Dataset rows
══════════

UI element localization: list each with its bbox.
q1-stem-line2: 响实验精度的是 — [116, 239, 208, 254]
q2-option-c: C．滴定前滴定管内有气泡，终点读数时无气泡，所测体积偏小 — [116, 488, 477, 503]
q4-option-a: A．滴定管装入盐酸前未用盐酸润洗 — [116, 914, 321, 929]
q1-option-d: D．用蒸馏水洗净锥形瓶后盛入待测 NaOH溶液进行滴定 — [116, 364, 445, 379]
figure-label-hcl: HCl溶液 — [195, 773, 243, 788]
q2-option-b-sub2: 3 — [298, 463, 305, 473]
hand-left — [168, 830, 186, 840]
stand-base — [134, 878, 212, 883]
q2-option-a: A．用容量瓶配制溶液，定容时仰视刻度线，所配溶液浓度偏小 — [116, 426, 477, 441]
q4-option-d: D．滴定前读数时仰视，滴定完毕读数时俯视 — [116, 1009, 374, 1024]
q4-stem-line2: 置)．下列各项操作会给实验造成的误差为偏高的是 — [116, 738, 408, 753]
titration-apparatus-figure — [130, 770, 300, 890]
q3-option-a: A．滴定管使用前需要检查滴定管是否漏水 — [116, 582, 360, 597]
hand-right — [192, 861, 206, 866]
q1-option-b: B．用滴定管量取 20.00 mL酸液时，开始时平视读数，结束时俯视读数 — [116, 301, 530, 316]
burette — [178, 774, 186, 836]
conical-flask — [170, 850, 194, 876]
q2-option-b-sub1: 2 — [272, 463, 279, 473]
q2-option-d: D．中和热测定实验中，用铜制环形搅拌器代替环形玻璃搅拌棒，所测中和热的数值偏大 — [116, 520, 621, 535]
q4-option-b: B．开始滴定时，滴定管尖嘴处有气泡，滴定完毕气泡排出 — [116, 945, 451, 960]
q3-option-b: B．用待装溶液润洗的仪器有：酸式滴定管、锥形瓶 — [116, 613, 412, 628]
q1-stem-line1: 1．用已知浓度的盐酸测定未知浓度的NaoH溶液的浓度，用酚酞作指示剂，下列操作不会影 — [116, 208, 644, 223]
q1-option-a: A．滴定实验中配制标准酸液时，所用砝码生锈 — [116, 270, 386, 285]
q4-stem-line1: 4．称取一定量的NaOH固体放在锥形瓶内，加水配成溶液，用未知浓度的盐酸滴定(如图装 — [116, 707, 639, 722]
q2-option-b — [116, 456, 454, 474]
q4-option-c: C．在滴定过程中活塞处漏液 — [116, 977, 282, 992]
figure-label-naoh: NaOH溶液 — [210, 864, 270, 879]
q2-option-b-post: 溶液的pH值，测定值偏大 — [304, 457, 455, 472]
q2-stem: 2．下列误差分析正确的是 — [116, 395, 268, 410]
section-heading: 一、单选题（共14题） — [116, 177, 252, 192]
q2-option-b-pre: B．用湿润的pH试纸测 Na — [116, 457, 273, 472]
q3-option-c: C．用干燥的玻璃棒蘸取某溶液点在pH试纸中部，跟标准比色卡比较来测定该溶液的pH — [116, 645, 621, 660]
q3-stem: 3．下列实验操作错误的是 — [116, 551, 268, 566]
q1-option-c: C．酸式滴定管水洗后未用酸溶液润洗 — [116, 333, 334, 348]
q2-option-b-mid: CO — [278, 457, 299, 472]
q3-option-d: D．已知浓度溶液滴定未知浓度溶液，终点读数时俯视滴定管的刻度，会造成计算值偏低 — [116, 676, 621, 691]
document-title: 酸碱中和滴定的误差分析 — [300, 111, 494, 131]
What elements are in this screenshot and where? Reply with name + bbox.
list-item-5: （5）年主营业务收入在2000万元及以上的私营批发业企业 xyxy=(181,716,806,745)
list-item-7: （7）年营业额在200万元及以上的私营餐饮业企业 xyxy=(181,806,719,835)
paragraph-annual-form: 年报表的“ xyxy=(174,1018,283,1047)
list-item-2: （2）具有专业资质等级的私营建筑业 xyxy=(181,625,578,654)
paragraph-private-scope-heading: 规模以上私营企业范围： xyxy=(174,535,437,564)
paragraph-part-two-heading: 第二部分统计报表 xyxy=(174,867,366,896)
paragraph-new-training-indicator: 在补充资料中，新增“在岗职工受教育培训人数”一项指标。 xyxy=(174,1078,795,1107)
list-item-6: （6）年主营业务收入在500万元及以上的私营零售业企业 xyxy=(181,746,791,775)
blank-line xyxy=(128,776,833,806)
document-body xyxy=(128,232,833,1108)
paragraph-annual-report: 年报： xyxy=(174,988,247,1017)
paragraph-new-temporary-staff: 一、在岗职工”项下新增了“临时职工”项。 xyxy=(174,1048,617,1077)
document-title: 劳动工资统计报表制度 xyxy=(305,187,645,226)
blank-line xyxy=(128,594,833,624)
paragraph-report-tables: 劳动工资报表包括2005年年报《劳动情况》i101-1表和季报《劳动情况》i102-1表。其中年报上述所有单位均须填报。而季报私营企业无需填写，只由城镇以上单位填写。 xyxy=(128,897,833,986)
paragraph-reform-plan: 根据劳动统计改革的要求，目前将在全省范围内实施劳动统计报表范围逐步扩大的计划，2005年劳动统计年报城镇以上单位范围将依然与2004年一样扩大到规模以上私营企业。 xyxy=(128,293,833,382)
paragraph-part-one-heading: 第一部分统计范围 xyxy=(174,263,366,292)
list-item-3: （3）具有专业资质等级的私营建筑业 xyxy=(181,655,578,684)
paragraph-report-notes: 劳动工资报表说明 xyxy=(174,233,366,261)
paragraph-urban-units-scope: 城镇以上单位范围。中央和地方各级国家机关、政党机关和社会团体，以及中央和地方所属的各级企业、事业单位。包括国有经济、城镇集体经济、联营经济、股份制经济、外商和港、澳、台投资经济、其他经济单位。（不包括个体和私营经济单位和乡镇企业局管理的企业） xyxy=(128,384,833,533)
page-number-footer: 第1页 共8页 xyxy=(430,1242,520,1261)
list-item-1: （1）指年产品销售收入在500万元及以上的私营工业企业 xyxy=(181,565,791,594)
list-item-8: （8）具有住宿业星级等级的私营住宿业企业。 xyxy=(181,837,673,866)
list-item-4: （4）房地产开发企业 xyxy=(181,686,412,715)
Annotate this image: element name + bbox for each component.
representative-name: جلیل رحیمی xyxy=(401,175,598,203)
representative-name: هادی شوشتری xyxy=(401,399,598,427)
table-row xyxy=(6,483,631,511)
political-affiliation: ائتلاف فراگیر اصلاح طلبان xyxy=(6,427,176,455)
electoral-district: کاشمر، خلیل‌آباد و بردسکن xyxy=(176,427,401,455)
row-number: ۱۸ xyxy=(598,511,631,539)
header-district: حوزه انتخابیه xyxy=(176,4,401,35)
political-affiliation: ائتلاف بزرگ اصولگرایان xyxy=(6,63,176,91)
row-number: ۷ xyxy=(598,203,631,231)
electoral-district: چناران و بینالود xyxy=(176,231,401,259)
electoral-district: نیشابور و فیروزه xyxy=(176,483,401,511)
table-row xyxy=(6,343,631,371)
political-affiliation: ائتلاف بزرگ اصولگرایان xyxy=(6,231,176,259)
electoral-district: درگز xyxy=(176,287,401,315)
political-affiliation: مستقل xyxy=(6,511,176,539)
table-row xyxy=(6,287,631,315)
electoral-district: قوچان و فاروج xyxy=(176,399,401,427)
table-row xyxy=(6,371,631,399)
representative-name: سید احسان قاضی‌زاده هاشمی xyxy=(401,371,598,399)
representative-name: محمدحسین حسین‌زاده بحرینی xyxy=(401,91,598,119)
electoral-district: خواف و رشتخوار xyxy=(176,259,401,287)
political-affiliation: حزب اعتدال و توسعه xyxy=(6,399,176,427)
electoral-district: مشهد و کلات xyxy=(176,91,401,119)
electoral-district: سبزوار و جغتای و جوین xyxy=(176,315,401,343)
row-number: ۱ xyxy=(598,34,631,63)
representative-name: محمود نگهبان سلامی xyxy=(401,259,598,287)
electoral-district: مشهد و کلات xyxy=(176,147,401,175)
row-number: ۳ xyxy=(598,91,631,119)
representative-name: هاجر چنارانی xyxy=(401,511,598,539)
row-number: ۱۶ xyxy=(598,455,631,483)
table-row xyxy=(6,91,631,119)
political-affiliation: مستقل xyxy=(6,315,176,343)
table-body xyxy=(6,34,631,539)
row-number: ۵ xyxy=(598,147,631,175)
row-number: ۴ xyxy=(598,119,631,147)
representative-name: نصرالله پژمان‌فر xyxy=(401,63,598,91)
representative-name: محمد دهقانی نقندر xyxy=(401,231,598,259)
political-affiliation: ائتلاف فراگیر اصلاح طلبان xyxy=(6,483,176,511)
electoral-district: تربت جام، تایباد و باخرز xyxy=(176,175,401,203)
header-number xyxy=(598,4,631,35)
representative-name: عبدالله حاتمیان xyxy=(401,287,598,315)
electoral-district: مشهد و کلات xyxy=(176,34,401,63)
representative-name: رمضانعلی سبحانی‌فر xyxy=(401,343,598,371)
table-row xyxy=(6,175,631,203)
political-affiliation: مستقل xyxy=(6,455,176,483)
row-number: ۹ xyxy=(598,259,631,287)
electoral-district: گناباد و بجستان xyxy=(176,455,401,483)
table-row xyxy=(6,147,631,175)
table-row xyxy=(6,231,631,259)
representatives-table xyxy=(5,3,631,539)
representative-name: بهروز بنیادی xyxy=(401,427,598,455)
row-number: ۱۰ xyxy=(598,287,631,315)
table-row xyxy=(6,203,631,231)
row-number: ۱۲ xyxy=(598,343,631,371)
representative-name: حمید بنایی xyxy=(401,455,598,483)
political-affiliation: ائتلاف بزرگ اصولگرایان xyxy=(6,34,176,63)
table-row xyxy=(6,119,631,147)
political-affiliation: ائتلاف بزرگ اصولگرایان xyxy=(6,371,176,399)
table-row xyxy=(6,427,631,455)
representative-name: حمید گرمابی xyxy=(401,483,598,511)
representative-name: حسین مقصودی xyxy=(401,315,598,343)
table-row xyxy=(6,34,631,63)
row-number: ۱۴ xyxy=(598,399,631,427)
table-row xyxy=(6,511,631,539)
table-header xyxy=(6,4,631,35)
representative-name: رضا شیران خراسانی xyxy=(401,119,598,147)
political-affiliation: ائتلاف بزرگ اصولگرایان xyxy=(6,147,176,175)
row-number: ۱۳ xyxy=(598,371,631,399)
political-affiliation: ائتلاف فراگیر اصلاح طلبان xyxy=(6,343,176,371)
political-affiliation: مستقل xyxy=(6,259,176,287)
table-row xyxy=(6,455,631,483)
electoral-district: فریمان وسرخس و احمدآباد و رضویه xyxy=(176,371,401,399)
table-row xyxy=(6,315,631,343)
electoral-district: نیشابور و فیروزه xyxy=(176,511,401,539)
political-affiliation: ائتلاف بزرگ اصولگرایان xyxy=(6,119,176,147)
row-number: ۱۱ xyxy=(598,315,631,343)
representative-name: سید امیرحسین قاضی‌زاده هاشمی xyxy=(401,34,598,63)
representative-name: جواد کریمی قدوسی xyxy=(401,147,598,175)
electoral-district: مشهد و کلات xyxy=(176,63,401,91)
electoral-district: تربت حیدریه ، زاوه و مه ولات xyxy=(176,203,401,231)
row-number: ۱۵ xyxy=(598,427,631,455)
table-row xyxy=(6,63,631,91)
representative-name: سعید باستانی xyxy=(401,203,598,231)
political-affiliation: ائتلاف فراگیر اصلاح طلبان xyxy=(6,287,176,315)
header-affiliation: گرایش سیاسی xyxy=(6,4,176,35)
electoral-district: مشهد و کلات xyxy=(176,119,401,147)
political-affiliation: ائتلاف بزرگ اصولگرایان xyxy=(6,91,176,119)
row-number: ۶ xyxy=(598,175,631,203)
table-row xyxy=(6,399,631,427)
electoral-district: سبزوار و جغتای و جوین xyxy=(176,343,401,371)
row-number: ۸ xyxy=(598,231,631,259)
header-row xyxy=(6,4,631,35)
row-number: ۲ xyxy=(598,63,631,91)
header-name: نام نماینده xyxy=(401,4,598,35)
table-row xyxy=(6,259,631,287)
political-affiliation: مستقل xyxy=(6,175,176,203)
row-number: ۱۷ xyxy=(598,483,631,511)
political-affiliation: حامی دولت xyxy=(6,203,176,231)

══════════

PROBLEM TO SOLVE: Rewrite the records from the start through the line containing "q1-option-d: D．用蒸馏水洗净锥形瓶后盛入待测 NaOH溶液进行滴定", substituting "bounding box" for "bbox" and leaving everything else unchanged.

SOLUTION BELOW:
UI element localization: list each with its bounding box.
q1-stem-line2: 响实验精度的是 — [116, 239, 208, 254]
q2-option-c: C．滴定前滴定管内有气泡，终点读数时无气泡，所测体积偏小 — [116, 488, 477, 503]
q4-option-a: A．滴定管装入盐酸前未用盐酸润洗 — [116, 914, 321, 929]
q1-option-d: D．用蒸馏水洗净锥形瓶后盛入待测 NaOH溶液进行滴定 — [116, 364, 445, 379]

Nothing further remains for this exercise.